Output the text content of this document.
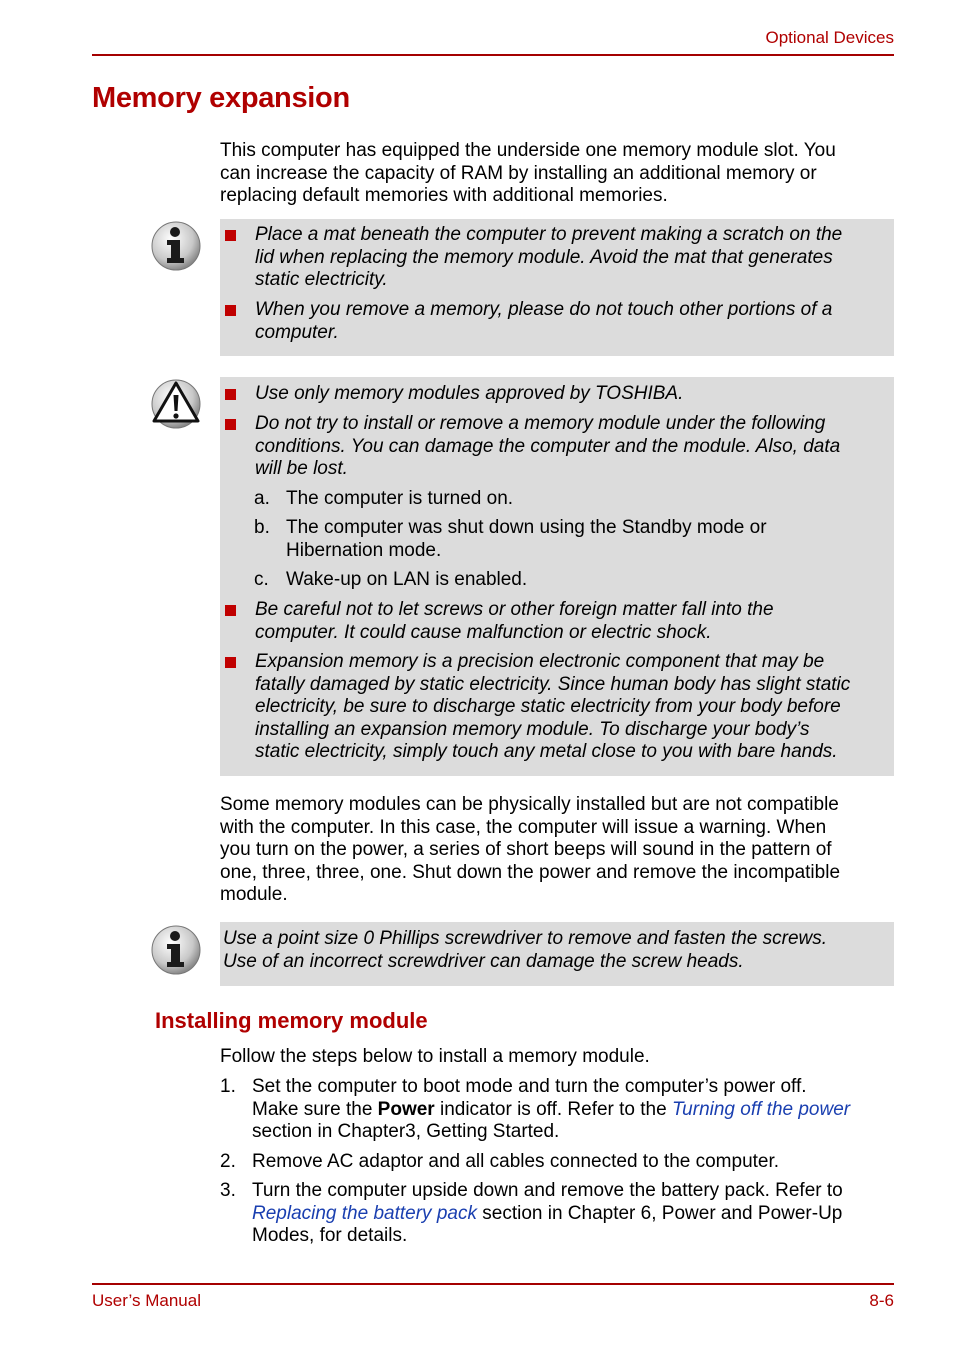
Optional Devices
Memory expansion
This computer has equipped the underside one memory module slot. You
can increase the capacity of RAM by installing an additional memory or
replacing default memories with additional memories.
Place a mat beneath the computer to prevent making a scratch on the
lid when replacing the memory module. Avoid the mat that generates
static electricity.
When you remove a memory, please do not touch other portions of a
computer.
Use only memory modules approved by TOSHIBA.
Do not try to install or remove a memory module under the following
conditions. You can damage the computer and the module. Also, data
will be lost.
a. The computer is turned on.
b. The computer was shut down using the Standby mode or
Hibernation mode.
c. Wake-up on LAN is enabled.
Be careful not to let screws or other foreign matter fall into the
computer. It could cause malfunction or electric shock.
Expansion memory is a precision electronic component that may be
fatally damaged by static electricity. Since human body has slight static
electricity, be sure to discharge static electricity from your body before
installing an expansion memory module. To discharge your body’s
static electricity, simply touch any metal close to you with bare hands.
Some memory modules can be physically installed but are not compatible
with the computer. In this case, the computer will issue a warning. When
you turn on the power, a series of short beeps will sound in the pattern of
one, three, three, one. Shut down the power and remove the incompatible
module.
Use a point size 0 Phillips screwdriver to remove and fasten the screws.
Use of an incorrect screwdriver can damage the screw heads.
Installing memory module
Follow the steps below to install a memory module.
1. Set the computer to boot mode and turn the computer’s power off.
Make sure the Power indicator is off. Refer to the Turning off the power
section in Chapter3, Getting Started.
2. Remove AC adaptor and all cables connected to the computer.
3. Turn the computer upside down and remove the battery pack. Refer to
Replacing the battery pack section in Chapter 6, Power and Power-Up
Modes, for details.
User’s Manual	8-6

◆ ◆ ◆ ◆

**Task brief**. Pictures in the records should not appear in your copy, but everything else must be transcribed exactly.

**Finished task**.
Output the text content of this document.
Optional Devices
Memory expansion
This computer has equipped the underside one memory module slot. You
can increase the capacity of RAM by installing an additional memory or
replacing default memories with additional memories.
Place a mat beneath the computer to prevent making a scratch on the
lid when replacing the memory module. Avoid the mat that generates
static electricity.
When you remove a memory, please do not touch other portions of a
computer.
Use only memory modules approved by TOSHIBA.
Do not try to install or remove a memory module under the following
conditions. You can damage the computer and the module. Also, data
will be lost.
a. The computer is turned on.
b. The computer was shut down using the Standby mode or
Hibernation mode.
c. Wake-up on LAN is enabled.
Be careful not to let screws or other foreign matter fall into the
computer. It could cause malfunction or electric shock.
Expansion memory is a precision electronic component that may be
fatally damaged by static electricity. Since human body has slight static
electricity, be sure to discharge static electricity from your body before
installing an expansion memory module. To discharge your body’s
static electricity, simply touch any metal close to you with bare hands.
Some memory modules can be physically installed but are not compatible
with the computer. In this case, the computer will issue a warning. When
you turn on the power, a series of short beeps will sound in the pattern of
one, three, three, one. Shut down the power and remove the incompatible
module.
Use a point size 0 Phillips screwdriver to remove and fasten the screws.
Use of an incorrect screwdriver can damage the screw heads.
Installing memory module
Follow the steps below to install a memory module.
1. Set the computer to boot mode and turn the computer’s power off.
Make sure the Power indicator is off. Refer to the Turning off the power
section in Chapter3, Getting Started.
2. Remove AC adaptor and all cables connected to the computer.
3. Turn the computer upside down and remove the battery pack. Refer to
Replacing the battery pack section in Chapter 6, Power and Power-Up
Modes, for details.
User’s Manual	8-6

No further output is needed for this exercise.